▶ EXERCISE:
Write the data below out exactly as it stands. Do not include the pictures.

Start of ROWS

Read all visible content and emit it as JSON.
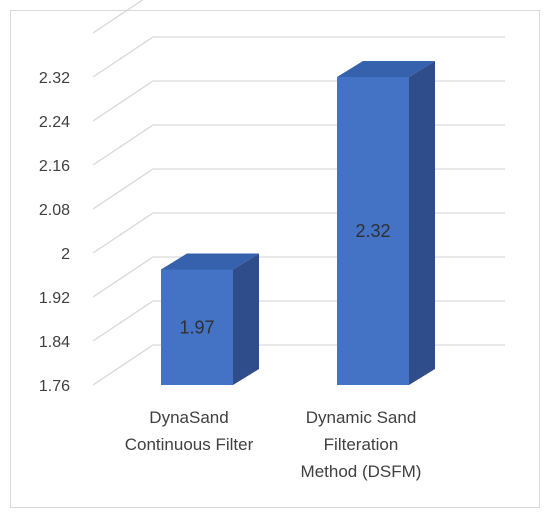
{
  "chart_data": {
    "type": "bar",
    "style": "3d-column",
    "categories": [
      [
        "DynaSand",
        "Continuous Filter"
      ],
      [
        "Dynamic Sand",
        "Filteration",
        "Method (DSFM)"
      ]
    ],
    "values": [
      1.97,
      2.32
    ],
    "value_labels": [
      "1.97",
      "2.32"
    ],
    "yticks": [
      "1.76",
      "1.84",
      "1.92",
      "2",
      "2.08",
      "2.16",
      "2.24",
      "2.32"
    ],
    "ylim": [
      1.76,
      2.4
    ],
    "grid": true,
    "legend": "none",
    "title": "",
    "xlabel": "",
    "ylabel": "",
    "colors": {
      "front": "#4472c4",
      "side": "#2e4d8a",
      "top": "#3561ad",
      "grid": "#d9d9d9"
    }
  }
}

End of ROWS

▶ FULL ANSWER:
Read all visible content and emit it as JSON.
{
  "chart_data": {
    "type": "bar",
    "style": "3d-column",
    "categories": [
      [
        "DynaSand",
        "Continuous Filter"
      ],
      [
        "Dynamic Sand",
        "Filteration",
        "Method (DSFM)"
      ]
    ],
    "values": [
      1.97,
      2.32
    ],
    "value_labels": [
      "1.97",
      "2.32"
    ],
    "yticks": [
      "1.76",
      "1.84",
      "1.92",
      "2",
      "2.08",
      "2.16",
      "2.24",
      "2.32"
    ],
    "ylim": [
      1.76,
      2.4
    ],
    "grid": true,
    "legend": "none",
    "title": "",
    "xlabel": "",
    "ylabel": "",
    "colors": {
      "front": "#4472c4",
      "side": "#2e4d8a",
      "top": "#3561ad",
      "grid": "#d9d9d9"
    }
  }
}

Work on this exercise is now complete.